## TE LEZEN FRAGMENT
********

12.4.11

Adoptie-klachtrecht

Adoptie-Klachtrecht, wat u moet weten:    
Klachten-recht interlandelijke adoptie:                                                                                                              
Er bestaat een zogeheten onafhankelijke klachten(advies)commissie vergunninghouders interlandelijke adoptie (=KVIA). Weet dat de soms aangeboden bemiddelingsfase niet verplicht is; en u mag daarna alsnog (verder-) klagen! Echter houdt het beperkende éénjaar-termijn in de gaten waarbinnen u mag klagen; klaag op tijd! Zorg dat u een eventueel uitstel vanwege bemiddeling op schrift, zwart op wit, hebt om te bewijzen dat u dan pro forma al (op tijd) een klacht indiende.
De klachtenprocedure gaat geheel conform de Algemene wet bestuursrecht (Awb), hoofdstuk 9 (artikelen :1–16). De adoptiebemiddelaars dienen hun cliënten bij inschrijving bekendheid te geven van het bestaan van de klachtenregeling en zo nodig nógmaals bij het ontvangen van een klacht(signaal). Ook staat deze regeling open voor zelfdoeners.
De klacht moet aan enige eisen voldoen:
Men dient een klacht in met naam en adres, met dag- en hand-tekening en vermeldt tegen wie (of welke bemiddelaar) de klacht gericht is (Awb 9:4). Omschrijf goed gemotiveerd de klacht (laat het nalezen door een ander!), adresseer aan: KVIA (KlachtenadviesCommissie Vergunninghouders Interlandelijke Adoptie), Postbus 95, 8530 AB Lemmer, www.kvia.nl). Zet bovenin de brief "KLACHT" . Bewaar zelf een copie van uw klacht en bewaar de originele stukken zelf; en geef anderen copieën van stukken, niet 't origineel.
Het is daarnaast raadzaam een copie met daarboven vermeld "Melding" te zenden aan: de toezichthouder: dus -met woorden-  “Melding” aan: Inspectie Jeugdzorg, Postbus 483, 3500 AL Utrecht, ter informatie (als Melding, wat ook ter informatie aan een adoptieouder­vereniging mag). (Houd zelf voor het overzicht -voor later- een dagboek (eigen 'Contactjournaal') bij en schrijf alle contacten en telefoontjes op.) Behoud zelf een afschrift met alle bijlagen (in een map).
Ook is het raadzaam de klacht te splitsen in genummerde klachtonderdelen.
(De vergunninghouder dient de klacht niet intern te behandelen, maar door te sturen naar de KVIA.)

********

## FRAGMENTEN UIT GEGEVENS

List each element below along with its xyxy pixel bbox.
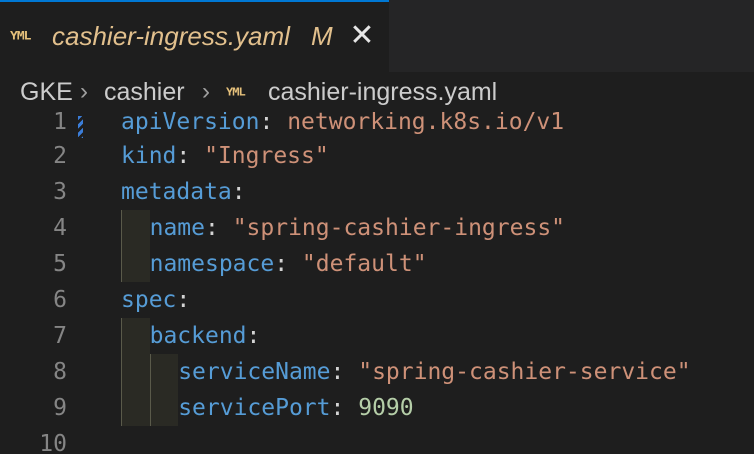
code-text: servicePort: 9090 <box>178 390 413 426</box>
line-number: 8 <box>53 359 67 385</box>
breadcrumb: GKE › cashier › YML cashier-ingress.yaml <box>0 72 754 112</box>
code-line[interactable]: 4 name: "spring-cashier-ingress" <box>0 210 754 246</box>
indent-guide <box>150 390 178 426</box>
code-text: namespace: "default" <box>150 246 427 282</box>
code-line[interactable]: 6 spec: <box>0 282 754 318</box>
yaml-value: "spring-cashier-ingress" <box>232 215 566 241</box>
breadcrumb-item-cashier[interactable]: cashier <box>104 78 185 107</box>
yaml-colon: : <box>330 395 359 421</box>
yaml-value: networking.k8s.io/v1 <box>287 112 565 135</box>
code-text: serviceName: "spring-cashier-service" <box>178 354 690 390</box>
code-line[interactable]: 5 namespace: "default" <box>0 246 754 282</box>
code-text: metadata: <box>121 174 246 210</box>
line-number: 3 <box>53 179 67 205</box>
yaml-key: servicePort <box>178 395 331 421</box>
yaml-value: "Ingress" <box>204 143 329 169</box>
line-number: 1 <box>53 112 67 135</box>
yaml-key: metadata <box>121 179 232 205</box>
code-text: backend: <box>150 318 261 354</box>
yaml-colon: : <box>231 179 246 205</box>
chevron-right-icon: › <box>80 78 88 105</box>
yaml-value: "default" <box>301 251 427 277</box>
code-editor[interactable]: 1 apiVersion: networking.k8s.io/v1 2 kind: … <box>0 112 754 454</box>
indent-guide <box>121 354 150 390</box>
code-text: kind: "Ingress" <box>121 138 329 174</box>
code-line[interactable]: 10 <box>0 426 754 454</box>
yaml-key: spec <box>121 287 177 313</box>
yaml-key: kind <box>121 143 177 169</box>
indent-guide <box>121 390 150 426</box>
breadcrumb-item-file[interactable]: cashier-ingress.yaml <box>268 78 497 107</box>
yaml-colon: : <box>259 112 288 135</box>
line-number: 6 <box>53 287 67 313</box>
line-number: 4 <box>53 215 67 241</box>
yaml-colon: : <box>204 215 233 241</box>
line-number: 7 <box>53 323 67 349</box>
code-line[interactable]: 2 kind: "Ingress" <box>0 138 754 174</box>
code-text: apiVersion: networking.k8s.io/v1 <box>121 112 564 140</box>
yaml-file-icon: YML <box>10 29 32 44</box>
indent-guide <box>121 246 150 282</box>
editor-tab[interactable]: YML cashier-ingress.yaml M ✕ <box>0 0 389 72</box>
yaml-colon: : <box>274 251 302 277</box>
yaml-key: namespace <box>149 251 275 277</box>
code-line[interactable]: 9 servicePort: 9090 <box>0 390 754 426</box>
indent-guide <box>121 210 150 246</box>
line-number: 10 <box>39 431 67 454</box>
code-line[interactable]: 1 apiVersion: networking.k8s.io/v1 <box>0 112 754 140</box>
tab-filename: cashier-ingress.yaml <box>52 21 290 51</box>
line-number: 2 <box>53 143 67 169</box>
yaml-key: serviceName <box>178 359 331 385</box>
chevron-right-icon: › <box>202 78 210 105</box>
code-text: name: "spring-cashier-ingress" <box>150 210 565 246</box>
yaml-colon: : <box>246 323 261 349</box>
yaml-colon: : <box>176 287 191 313</box>
yaml-key: apiVersion <box>121 112 260 135</box>
breadcrumb-item-gke[interactable]: GKE <box>20 78 73 107</box>
code-line[interactable]: 3 metadata: <box>0 174 754 210</box>
tab-bar: YML cashier-ingress.yaml M ✕ <box>0 0 754 72</box>
indent-guide <box>121 318 150 354</box>
close-icon[interactable]: ✕ <box>347 20 377 52</box>
yaml-key: backend <box>149 323 247 349</box>
yaml-key: name <box>149 215 205 241</box>
yaml-colon: : <box>330 359 359 385</box>
indent-guide <box>150 354 178 390</box>
line-number: 9 <box>53 395 67 421</box>
modified-indicator: M <box>311 21 333 51</box>
yaml-value: "spring-cashier-service" <box>358 359 691 385</box>
code-text: spec: <box>121 282 190 318</box>
yaml-file-icon: YML <box>226 85 246 99</box>
yaml-colon: : <box>176 143 205 169</box>
yaml-value: 9090 <box>358 395 414 421</box>
code-line[interactable]: 7 backend: <box>0 318 754 354</box>
line-number: 5 <box>53 251 67 277</box>
code-line[interactable]: 8 serviceName: "spring-cashier-service" <box>0 354 754 390</box>
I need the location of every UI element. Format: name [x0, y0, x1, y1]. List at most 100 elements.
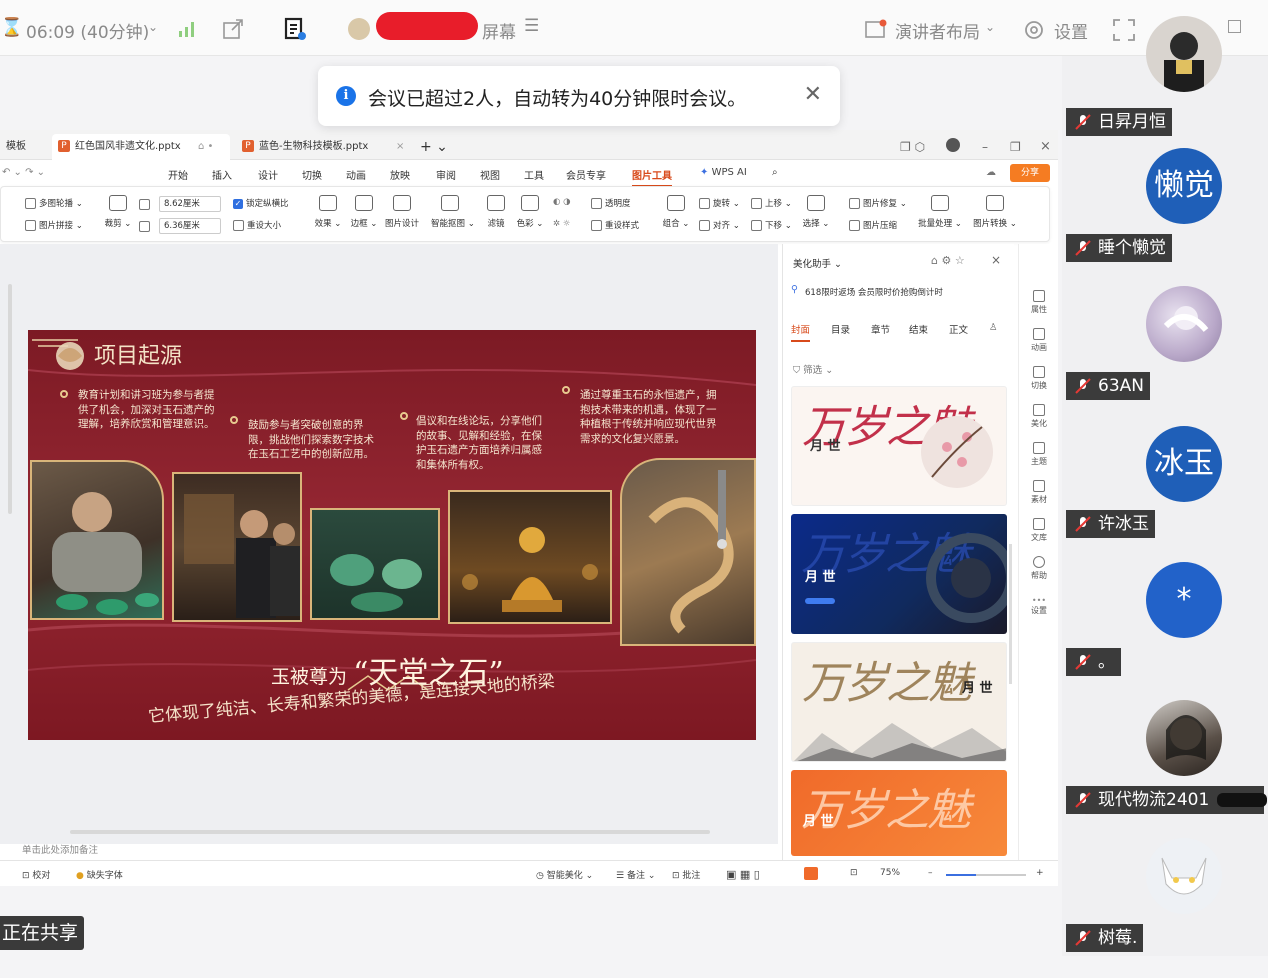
window-controls-icon[interactable]: ❐ ⬡ [894, 134, 925, 160]
participant-card[interactable]: * 。 [1062, 562, 1268, 702]
notes-button[interactable]: ☰ 备注 ⌄ [616, 868, 655, 881]
chevron-down-icon[interactable]: ⌄ [148, 20, 158, 34]
cloud-icon[interactable]: ☁ [986, 167, 996, 178]
list-icon[interactable]: ☰ [524, 16, 539, 36]
user-icon[interactable]: ♙ [989, 322, 998, 333]
notes-placeholder[interactable]: 单击此处添加备注 [22, 842, 98, 856]
zoom-out-button[interactable]: – [928, 868, 933, 878]
image-convert-button[interactable]: 图片转换 ⌄ [971, 195, 1019, 229]
slide-editing-area[interactable]: 项目起源 教育计划和讲习班为参与者提供了机会，加深对玉石遗产的理解，培养欣赏和管… [0, 244, 778, 844]
menu-tools[interactable]: 工具 [524, 167, 544, 182]
tab-chapter[interactable]: 章节 [871, 322, 890, 336]
crop-button[interactable]: 裁剪 ⌄ [99, 195, 137, 229]
participant-card[interactable]: 冰玉 许冰玉 [1062, 426, 1268, 564]
tool-help[interactable]: 帮助 [1019, 556, 1058, 581]
participant-card[interactable]: 现代物流2401 [1062, 700, 1268, 840]
close-icon[interactable]: × [1034, 134, 1051, 160]
filter-button[interactable]: 滤镜 [477, 195, 515, 229]
slide-paragraph-3[interactable]: 倡议和在线论坛，分享他们的故事、见解和经验，在保护玉石遗产方面培养归属感和集体所… [416, 414, 550, 472]
tab-body[interactable]: 正文 [949, 322, 968, 336]
tool-theme[interactable]: 主题 [1019, 442, 1058, 467]
image-design-button[interactable]: 图片设计 [383, 195, 421, 229]
smart-beautify-button[interactable]: ◷ 智能美化 ⌄ [536, 868, 593, 881]
slide-paragraph-2[interactable]: 鼓励参与者突破创意的界限，挑战他们探索数字技术在玉石工艺中的创新应用。 [248, 418, 374, 462]
tool-settings[interactable]: ••• 设置 [1019, 596, 1058, 616]
share-button[interactable]: 分享 [1010, 164, 1050, 182]
participant-card[interactable]: 懒觉 睡个懒觉 [1062, 148, 1268, 288]
effect-button[interactable]: 效果 ⌄ [309, 195, 347, 229]
tool-beautify[interactable]: 美化 [1019, 404, 1058, 429]
tab-blue-biotech[interactable]: P 蓝色-生物科技模板.pptx × [236, 134, 412, 160]
menu-slideshow[interactable]: 放映 [390, 167, 410, 182]
slide-paragraph-4[interactable]: 通过尊重玉石的永恒遗产，拥抱技术带来的机遇，体现了一种植根于传统并响应现代世界需… [580, 388, 726, 446]
image-compress-button[interactable]: 图片压缩 [849, 219, 897, 231]
slide-title[interactable]: 项目起源 [94, 338, 182, 370]
photo-dragon-carving[interactable] [620, 458, 756, 646]
image-repair-button[interactable]: 图片修复 ⌄ [849, 197, 907, 209]
horizontal-scrollbar[interactable] [70, 830, 710, 834]
reset-size-button[interactable]: 重设大小 [233, 219, 281, 231]
proofread-button[interactable]: ⊡ 校对 [22, 868, 50, 881]
meeting-timer[interactable]: 06:09 (40分钟) [26, 18, 149, 43]
play-icon[interactable] [804, 867, 818, 880]
rotate-button[interactable]: 旋转 ⌄ [699, 197, 740, 209]
tool-transition[interactable]: 切换 [1019, 366, 1058, 391]
reset-style-button[interactable]: 重设样式 [591, 219, 639, 231]
template-thumb-1[interactable]: 万岁之魅 月 世 [791, 386, 1007, 506]
photo-jade-showroom[interactable] [172, 472, 302, 622]
tool-library[interactable]: 文库 [1019, 518, 1058, 543]
menu-member[interactable]: 会员专享 [566, 167, 606, 182]
missing-font-button[interactable]: ● 缺失字体 [76, 868, 123, 881]
close-icon[interactable]: × [991, 253, 1001, 267]
menu-insert[interactable]: 插入 [212, 167, 232, 182]
slide-canvas[interactable]: 项目起源 教育计划和讲习班为参与者提供了机会，加深对玉石遗产的理解，培养欣赏和管… [28, 330, 756, 740]
zoom-slider[interactable] [946, 874, 1026, 876]
new-tab-button[interactable]: + ⌄ [414, 134, 448, 160]
menu-view[interactable]: 视图 [480, 167, 500, 182]
contrast-icon[interactable]: ✲ ☼ [553, 219, 570, 229]
photo-golden-buddha[interactable] [448, 490, 612, 624]
template-thumb-3[interactable]: 万岁之魅 月 世 [791, 642, 1007, 762]
tab-options-icon[interactable]: ⌂ • [198, 134, 213, 160]
presenter-layout-icon[interactable] [864, 18, 888, 40]
brightness-icon[interactable]: ◐ ◑ [553, 197, 571, 207]
tab-red-national-style[interactable]: P 红色国风非遗文化.pptx ⌂ • [52, 134, 230, 160]
template-thumb-2[interactable]: 万岁之魅 月 世 [791, 514, 1007, 634]
panel-scrollbar[interactable] [1009, 544, 1012, 684]
view-mode-icons[interactable]: ▣ ▦ ▯ [726, 868, 760, 881]
panel-title[interactable]: 美化助手 ⌄ [793, 256, 842, 270]
tab-cover[interactable]: 封面 [791, 322, 811, 342]
participant-card[interactable]: 日昇月恒 [1062, 12, 1268, 150]
smart-cutout-button[interactable]: 智能抠图 ⌄ [431, 195, 475, 229]
gear-icon[interactable] [1022, 18, 1046, 42]
participant-card[interactable]: 63AN [1062, 286, 1268, 426]
template-thumb-4[interactable]: 万岁之魅 月 世 [791, 770, 1007, 856]
width-field[interactable]: 8.62厘米 [159, 196, 221, 212]
fit-icon[interactable]: ⊡ [850, 868, 858, 878]
tab-ending[interactable]: 结束 [909, 322, 928, 336]
menu-home[interactable]: 开始 [168, 167, 188, 182]
tool-materials[interactable]: 素材 [1019, 480, 1058, 505]
close-icon[interactable]: ✕ [804, 82, 822, 107]
align-button[interactable]: 对齐 ⌄ [699, 219, 740, 231]
minimize-button[interactable]: – [976, 134, 988, 160]
tool-animation[interactable]: 动画 [1019, 328, 1058, 353]
zoom-level[interactable]: 75% [880, 868, 900, 878]
select-button[interactable]: 选择 ⌄ [797, 195, 835, 229]
move-down-button[interactable]: 下移 ⌄ [751, 219, 792, 231]
share-out-icon[interactable] [222, 18, 244, 40]
photo-jade-carvings[interactable] [310, 508, 440, 620]
slide-paragraph-1[interactable]: 教育计划和讲习班为参与者提供了机会，加深对玉石遗产的理解，培养欣赏和管理意识。 [78, 388, 216, 432]
menu-design[interactable]: 设计 [258, 167, 278, 182]
tab-toc[interactable]: 目录 [831, 322, 850, 336]
menu-picture-tools[interactable]: 图片工具 [632, 167, 672, 187]
undo-icon[interactable]: ↶ ⌄ ↷ ⌄ [2, 167, 45, 178]
border-button[interactable]: 边框 ⌄ [345, 195, 383, 229]
tool-properties[interactable]: 属性 [1019, 290, 1058, 315]
close-icon[interactable]: × [396, 134, 404, 160]
document-share-icon[interactable] [283, 16, 307, 42]
participant-card[interactable]: 树莓. [1062, 838, 1268, 978]
chevron-down-icon[interactable]: ⌄ [985, 20, 995, 34]
menu-animation[interactable]: 动画 [346, 167, 366, 182]
batch-process-button[interactable]: 批量处理 ⌄ [917, 195, 963, 229]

********

## TE DOEN
1/ Herhaal woord voor woord het stuk uit de tekst over het adoptie-klachtrecht van "De klachtenprocedure gaat" tot en met "niet 't origineel.".
2/ Zet de tekst over het adoptie-klachtrecht voort, te beginnen na de laatste zin.
De gegevens heb je hier niet voor nodig.

## ANTWOORDEN
1/
De klachtenprocedure gaat geheel conform de Algemene wet bestuursrecht (Awb), hoofdstuk 9 (artikelen :1–16). De adoptiebemiddelaars dienen hun cliënten bij inschrijving bekendheid te geven van het bestaan van de klachtenregeling en zo nodig nógmaals bij het ontvangen van een klacht(signaal). Ook staat deze regeling open voor zelfdoeners.
De klacht moet aan enige eisen voldoen:
Men dient een klacht in met naam en adres, met dag- en hand-tekening en vermeldt tegen wie (of welke bemiddelaar) de klacht gericht is (Awb 9:4). Omschrijf goed gemotiveerd de klacht (laat het nalezen door een ander!), adresseer aan: KVIA (KlachtenadviesCommissie Vergunninghouders Interlandelijke Adoptie), Postbus 95, 8530 AB Lemmer, www.kvia.nl). Zet bovenin de brief "KLACHT" . Bewaar zelf een copie van uw klacht en bewaar de originele stukken zelf; en geef anderen copieën van stukken, niet 't origineel.

2/
De vergunninghouder kan een klacht 'niet-ontvankelijk' verklaren en moeilijk doen wanneer de klager niet duidelijk maakt dat zijn klacht 'niet aan de mitsen van de wet' (Awb 9:8 mèt Memorie van Toelichting) voldoet:
Die 'mitsen' tot het mogelijk niet-ontvankelijk verklaren door de bemiddelaar is een klacht die betrekking heeft op een gedraging [navolgend]:
1. waarover reeds eerder een klacht is ingediend die met inachtneming van artikel 9:4 Awb en volgende is behandeld. Volgens de MvT Awb 9:8, lid 1a/b, mag opnieuw geklaagd worden indien níeuw materiaal een nieuw licht werpt op de gedraging (link naar wetten);
2. die langer dan één jaar voor de indiening van de klacht heeft plaatsgevonden. Indien een gedraging pas later merkbaar effect heeft en de klager zo spoedig mogelijk actie heeft ondernomen, kan echter een afwijking van de één-jaar-termijn in de rede liggen {Dikwijls beloont een adoptiebemiddelaar dan toch het behandelen van de klacht niet. Dit dient deze dan gemotiveerd te doen. Maak dan bezwaar.};
3. waartegen door de klager (direct) bezwaar gemaakt had kunnen worden {Direct reageren op besluiten van de bemiddelaar is belangrijk!};
4. waartegen door de klager beroep kan of kon worden ingesteld {dus na een rechtszaak of bezwaarschrift};
5. die door het instellen van een procedure aan het oordeel van een andere rechterlijke instantie dan een administratieve rechter onderworpen is, dan wel onderworpen is geweest of;
6. zolang ter zake daarvan een opsporingsonderzoek op bevel van de officier van justitie of een vervolging gaande is, dan wel indien de gedraging deel uitmaakt van de opsporing of vervolging van een strafbaar feit en ter zake van dat feit een opsporingsonderzoek… of vervolging gaande is {dus niet parallel met een lopende rechtszaak klagen};
7. het belang van de klager of het gewicht van de gedraging kennelijk onvoldoende is {ook een leuke}.
Dus motiveer uw belang ‘uitvoerig’!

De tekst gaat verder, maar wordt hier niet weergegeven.